-- Source passage --
The non-Bright Falls Altered World Events that you explore in the Investigations Sector help paint a wider picture of the bizarre types of cases the FBC looks into, but it never feels as important as the events of Foundation, Control’s first DLC, which had revelations about the history of the bureau itself. There are some great tidbits about a haunted train and an entity related to Apollo 14, but on The X-Files scale, this is definitely a monster of the week episode rather than one about the ongoing conspiracy.

Despite widening the world of Control, this expansion felt a bit slighter than the Foundation. After finishing the three-hour main story, I went back to mop up side quests that were unlocked by my progression. The two of them that focused on the AWEs were puzzle-focused and could be finished up in ten minutes or so, while a third one only served to introduce you to the new Arcade Mode, accessed via a literal arcade machine. This new mode not only offers a wave-based challenge mode, but also gives you the opportunity to replay some bosses and sequences from the main game. Rounding out the new content is a weapon that lets you shoot sticky bombs and some more Ahti tasks that ask you to clean up mold and darkness in the sector, but overall, there wasn’t quite as much to do.

-- Work instructions --
Reproduce the passage from the Control expansion review from "The non-Bright Falls" up to and including "the ongoing conspiracy.".

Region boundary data
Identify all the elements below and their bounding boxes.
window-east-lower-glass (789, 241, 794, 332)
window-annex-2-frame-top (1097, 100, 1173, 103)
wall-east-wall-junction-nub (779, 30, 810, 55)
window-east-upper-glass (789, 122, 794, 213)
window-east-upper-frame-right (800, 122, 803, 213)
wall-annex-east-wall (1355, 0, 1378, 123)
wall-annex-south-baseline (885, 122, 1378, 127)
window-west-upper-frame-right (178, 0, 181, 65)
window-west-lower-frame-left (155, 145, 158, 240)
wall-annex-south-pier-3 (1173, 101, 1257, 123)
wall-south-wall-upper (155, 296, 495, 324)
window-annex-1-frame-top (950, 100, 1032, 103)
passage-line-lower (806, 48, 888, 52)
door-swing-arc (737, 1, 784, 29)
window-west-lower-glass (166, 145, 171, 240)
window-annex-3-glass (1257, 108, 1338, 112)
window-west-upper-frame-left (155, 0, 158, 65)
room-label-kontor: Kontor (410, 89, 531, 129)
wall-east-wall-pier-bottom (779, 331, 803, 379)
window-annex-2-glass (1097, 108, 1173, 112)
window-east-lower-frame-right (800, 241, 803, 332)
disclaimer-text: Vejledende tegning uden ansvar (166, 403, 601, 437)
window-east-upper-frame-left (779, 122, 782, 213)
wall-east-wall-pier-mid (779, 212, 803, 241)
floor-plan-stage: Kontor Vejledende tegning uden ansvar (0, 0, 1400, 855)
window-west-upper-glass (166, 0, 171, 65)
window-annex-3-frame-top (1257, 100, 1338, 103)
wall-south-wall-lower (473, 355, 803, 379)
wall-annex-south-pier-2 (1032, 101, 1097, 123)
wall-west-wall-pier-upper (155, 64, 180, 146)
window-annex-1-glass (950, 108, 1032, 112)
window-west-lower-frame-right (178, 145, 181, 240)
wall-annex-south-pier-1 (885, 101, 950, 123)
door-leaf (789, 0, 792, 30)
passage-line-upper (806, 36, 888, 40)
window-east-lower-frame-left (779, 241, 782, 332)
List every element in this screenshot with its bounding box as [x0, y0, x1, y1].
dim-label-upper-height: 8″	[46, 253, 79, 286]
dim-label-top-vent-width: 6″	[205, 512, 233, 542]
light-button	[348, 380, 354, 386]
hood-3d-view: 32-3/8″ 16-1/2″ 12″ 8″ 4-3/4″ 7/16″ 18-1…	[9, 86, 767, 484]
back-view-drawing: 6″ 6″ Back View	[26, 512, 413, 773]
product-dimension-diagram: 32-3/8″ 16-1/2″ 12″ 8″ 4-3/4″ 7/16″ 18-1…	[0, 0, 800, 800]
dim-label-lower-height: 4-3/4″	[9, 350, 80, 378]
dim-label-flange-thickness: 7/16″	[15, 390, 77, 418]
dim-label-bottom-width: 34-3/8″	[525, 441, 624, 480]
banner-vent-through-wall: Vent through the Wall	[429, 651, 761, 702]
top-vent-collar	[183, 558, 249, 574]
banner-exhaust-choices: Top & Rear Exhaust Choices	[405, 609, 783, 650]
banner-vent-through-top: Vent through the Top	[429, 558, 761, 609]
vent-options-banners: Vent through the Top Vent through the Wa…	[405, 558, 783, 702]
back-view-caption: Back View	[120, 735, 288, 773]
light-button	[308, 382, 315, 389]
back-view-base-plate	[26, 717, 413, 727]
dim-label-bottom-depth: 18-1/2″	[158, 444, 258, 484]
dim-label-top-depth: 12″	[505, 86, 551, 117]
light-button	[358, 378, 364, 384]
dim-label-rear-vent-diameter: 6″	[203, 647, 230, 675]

-- Response to the task --
The non-Bright Falls Altered World Events that you explore in the Investigations Sector help paint a wider picture of the bizarre types of cases the FBC looks into, but it never feels as important as the events of Foundation, Control’s first DLC, which had revelations about the history of the bureau itself. There are some great tidbits about a haunted train and an entity related to Apollo 14, but on The X-Files scale, this is definitely a monster of the week episode rather than one about the ongoing conspiracy.